Problem details — Look below and pull out each line with the word "Company".

Data for processing —

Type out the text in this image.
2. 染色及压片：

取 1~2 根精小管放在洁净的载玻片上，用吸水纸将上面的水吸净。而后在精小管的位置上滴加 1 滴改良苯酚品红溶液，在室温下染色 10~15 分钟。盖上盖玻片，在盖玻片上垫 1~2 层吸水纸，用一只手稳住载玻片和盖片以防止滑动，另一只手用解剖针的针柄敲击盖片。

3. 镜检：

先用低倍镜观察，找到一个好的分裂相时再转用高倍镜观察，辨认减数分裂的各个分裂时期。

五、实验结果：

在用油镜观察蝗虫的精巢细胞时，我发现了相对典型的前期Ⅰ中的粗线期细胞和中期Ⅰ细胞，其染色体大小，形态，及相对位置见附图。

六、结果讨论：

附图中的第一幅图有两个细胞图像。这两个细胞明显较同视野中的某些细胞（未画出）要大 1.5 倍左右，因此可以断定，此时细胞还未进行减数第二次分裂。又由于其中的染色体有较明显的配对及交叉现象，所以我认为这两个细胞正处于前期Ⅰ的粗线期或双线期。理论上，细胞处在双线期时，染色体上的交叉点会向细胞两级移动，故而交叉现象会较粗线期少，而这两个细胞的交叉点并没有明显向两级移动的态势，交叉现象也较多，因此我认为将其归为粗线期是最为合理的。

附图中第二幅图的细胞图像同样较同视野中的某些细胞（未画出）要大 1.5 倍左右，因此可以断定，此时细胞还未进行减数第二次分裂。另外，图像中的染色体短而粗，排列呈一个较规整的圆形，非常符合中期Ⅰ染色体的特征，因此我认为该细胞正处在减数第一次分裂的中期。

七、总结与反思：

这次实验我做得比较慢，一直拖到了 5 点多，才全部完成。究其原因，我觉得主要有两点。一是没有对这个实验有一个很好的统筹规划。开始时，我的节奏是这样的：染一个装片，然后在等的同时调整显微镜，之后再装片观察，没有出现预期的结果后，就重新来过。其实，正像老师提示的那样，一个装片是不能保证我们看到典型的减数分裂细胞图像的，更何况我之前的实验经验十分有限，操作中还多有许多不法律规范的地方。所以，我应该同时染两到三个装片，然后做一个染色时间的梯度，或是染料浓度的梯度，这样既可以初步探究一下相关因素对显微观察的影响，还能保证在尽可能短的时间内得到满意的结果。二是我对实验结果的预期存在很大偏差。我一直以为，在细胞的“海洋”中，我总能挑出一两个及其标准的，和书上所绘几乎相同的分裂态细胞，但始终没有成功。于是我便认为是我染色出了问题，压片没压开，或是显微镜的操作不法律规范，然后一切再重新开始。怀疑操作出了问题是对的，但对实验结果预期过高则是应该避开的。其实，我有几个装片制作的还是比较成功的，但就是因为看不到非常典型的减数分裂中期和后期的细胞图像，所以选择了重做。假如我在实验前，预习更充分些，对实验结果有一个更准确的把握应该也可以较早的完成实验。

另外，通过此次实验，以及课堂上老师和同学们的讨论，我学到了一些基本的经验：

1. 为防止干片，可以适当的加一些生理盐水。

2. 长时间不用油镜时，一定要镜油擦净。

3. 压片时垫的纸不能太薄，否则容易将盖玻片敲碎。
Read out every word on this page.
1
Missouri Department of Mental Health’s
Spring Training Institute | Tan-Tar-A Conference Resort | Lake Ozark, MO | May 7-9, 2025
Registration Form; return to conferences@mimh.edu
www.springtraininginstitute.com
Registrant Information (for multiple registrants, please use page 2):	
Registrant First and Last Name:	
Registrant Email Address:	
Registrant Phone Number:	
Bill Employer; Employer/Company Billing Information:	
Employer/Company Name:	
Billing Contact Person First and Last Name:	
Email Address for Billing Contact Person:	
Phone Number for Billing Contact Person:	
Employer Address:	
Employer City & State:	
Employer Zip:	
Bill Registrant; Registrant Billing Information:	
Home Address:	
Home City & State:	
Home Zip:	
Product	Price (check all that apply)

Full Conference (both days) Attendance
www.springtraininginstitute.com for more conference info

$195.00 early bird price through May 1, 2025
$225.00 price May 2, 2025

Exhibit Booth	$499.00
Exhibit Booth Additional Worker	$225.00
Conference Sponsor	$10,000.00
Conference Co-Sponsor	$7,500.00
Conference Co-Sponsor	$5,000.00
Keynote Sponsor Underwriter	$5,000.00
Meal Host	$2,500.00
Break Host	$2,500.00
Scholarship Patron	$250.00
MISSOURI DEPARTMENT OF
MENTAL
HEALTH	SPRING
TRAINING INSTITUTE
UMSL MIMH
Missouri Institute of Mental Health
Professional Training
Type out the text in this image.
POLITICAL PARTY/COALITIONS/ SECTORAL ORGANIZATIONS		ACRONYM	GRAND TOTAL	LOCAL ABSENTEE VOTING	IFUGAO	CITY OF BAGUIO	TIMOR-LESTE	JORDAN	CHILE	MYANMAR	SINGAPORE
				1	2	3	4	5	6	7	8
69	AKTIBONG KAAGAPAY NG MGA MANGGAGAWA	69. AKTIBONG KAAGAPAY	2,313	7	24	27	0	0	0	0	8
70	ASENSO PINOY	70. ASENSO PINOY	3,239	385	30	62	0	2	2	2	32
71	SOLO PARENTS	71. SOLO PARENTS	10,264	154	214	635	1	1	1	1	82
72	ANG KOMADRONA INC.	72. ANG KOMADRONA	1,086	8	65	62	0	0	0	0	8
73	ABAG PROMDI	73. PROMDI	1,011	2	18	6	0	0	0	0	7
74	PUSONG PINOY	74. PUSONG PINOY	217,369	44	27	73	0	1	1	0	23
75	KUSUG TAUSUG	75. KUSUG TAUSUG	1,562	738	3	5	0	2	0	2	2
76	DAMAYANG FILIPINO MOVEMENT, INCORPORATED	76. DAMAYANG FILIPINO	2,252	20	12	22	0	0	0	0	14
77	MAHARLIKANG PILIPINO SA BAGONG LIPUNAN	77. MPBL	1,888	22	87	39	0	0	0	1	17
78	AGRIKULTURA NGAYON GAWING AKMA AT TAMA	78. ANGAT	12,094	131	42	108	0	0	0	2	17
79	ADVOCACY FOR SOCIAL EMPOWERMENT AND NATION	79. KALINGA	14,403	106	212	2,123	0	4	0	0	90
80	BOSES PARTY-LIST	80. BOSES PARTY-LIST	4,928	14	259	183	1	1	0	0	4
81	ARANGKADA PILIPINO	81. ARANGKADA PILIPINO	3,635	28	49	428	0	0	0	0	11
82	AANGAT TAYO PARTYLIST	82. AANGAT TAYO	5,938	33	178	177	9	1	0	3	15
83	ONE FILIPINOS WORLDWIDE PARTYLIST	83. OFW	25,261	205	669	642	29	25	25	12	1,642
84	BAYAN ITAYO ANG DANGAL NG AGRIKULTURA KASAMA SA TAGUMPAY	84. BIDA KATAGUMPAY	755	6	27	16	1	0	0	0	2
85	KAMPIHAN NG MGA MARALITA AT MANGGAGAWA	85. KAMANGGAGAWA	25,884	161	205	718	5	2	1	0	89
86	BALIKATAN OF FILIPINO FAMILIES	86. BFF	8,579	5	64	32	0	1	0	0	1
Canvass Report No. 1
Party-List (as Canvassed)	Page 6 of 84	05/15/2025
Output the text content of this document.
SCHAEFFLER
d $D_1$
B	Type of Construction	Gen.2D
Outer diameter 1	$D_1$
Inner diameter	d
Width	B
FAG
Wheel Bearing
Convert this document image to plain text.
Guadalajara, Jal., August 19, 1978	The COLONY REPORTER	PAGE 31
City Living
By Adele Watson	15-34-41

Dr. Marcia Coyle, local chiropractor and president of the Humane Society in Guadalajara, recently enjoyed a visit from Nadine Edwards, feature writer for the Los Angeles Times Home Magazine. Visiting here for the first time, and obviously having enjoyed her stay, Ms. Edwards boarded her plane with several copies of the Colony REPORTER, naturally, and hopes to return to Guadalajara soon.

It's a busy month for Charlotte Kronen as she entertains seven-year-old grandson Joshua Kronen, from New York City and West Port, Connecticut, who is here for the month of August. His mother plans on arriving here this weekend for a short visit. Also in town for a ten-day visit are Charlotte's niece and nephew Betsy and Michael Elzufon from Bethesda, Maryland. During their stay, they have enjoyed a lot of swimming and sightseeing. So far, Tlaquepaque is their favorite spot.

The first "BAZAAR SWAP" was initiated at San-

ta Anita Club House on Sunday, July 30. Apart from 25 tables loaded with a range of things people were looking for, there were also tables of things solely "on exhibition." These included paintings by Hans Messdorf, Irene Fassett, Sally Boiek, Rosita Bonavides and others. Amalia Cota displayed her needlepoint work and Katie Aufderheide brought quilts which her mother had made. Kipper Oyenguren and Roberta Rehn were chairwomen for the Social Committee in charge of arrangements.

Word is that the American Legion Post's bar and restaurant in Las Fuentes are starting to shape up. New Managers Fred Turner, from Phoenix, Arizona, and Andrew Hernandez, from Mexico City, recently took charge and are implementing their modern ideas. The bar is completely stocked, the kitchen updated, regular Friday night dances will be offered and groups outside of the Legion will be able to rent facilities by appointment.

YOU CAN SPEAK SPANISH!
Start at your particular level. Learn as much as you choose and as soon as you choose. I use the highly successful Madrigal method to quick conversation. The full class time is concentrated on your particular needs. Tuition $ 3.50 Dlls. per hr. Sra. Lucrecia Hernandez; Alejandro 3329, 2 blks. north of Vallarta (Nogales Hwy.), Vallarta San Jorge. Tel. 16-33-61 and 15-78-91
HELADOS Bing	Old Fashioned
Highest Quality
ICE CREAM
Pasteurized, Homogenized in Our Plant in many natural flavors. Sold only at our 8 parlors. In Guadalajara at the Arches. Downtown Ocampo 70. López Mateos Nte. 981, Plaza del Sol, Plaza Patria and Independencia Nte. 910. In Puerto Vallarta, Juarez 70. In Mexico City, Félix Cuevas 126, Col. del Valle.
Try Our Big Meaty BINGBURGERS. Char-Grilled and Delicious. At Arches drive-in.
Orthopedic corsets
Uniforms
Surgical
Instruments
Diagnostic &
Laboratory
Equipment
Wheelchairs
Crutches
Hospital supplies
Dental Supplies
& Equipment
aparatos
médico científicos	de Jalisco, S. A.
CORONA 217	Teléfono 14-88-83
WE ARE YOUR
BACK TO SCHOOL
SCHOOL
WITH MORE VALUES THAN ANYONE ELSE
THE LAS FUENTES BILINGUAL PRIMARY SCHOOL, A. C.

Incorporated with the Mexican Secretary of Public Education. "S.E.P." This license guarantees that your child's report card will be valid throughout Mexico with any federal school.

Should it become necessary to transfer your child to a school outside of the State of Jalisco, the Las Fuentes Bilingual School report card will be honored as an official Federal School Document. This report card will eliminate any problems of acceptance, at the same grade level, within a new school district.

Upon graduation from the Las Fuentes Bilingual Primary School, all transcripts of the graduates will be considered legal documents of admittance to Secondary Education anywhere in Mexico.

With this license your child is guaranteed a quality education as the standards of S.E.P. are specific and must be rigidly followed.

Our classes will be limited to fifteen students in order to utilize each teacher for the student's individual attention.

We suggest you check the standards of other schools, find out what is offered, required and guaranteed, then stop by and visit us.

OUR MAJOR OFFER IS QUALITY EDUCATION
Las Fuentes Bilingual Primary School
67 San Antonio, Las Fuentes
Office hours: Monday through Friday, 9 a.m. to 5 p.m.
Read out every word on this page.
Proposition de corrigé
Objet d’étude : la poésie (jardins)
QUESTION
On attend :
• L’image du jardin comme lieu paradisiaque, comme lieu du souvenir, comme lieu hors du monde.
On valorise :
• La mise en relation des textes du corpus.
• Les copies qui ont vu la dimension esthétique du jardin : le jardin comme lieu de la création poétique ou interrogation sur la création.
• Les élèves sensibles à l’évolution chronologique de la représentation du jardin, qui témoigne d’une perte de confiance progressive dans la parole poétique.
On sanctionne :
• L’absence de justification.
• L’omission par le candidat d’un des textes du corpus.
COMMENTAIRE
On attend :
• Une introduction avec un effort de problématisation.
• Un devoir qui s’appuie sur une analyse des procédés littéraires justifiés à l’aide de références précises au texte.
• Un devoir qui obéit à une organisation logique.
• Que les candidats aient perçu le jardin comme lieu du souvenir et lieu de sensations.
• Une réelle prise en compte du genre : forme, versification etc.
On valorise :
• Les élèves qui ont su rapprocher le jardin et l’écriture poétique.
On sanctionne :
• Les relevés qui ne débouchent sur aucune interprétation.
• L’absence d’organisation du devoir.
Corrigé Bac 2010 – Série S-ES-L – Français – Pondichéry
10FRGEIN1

Exercise solution —
Bill Employer; Employer/Company Billing Information:	
Employer/Company Name:	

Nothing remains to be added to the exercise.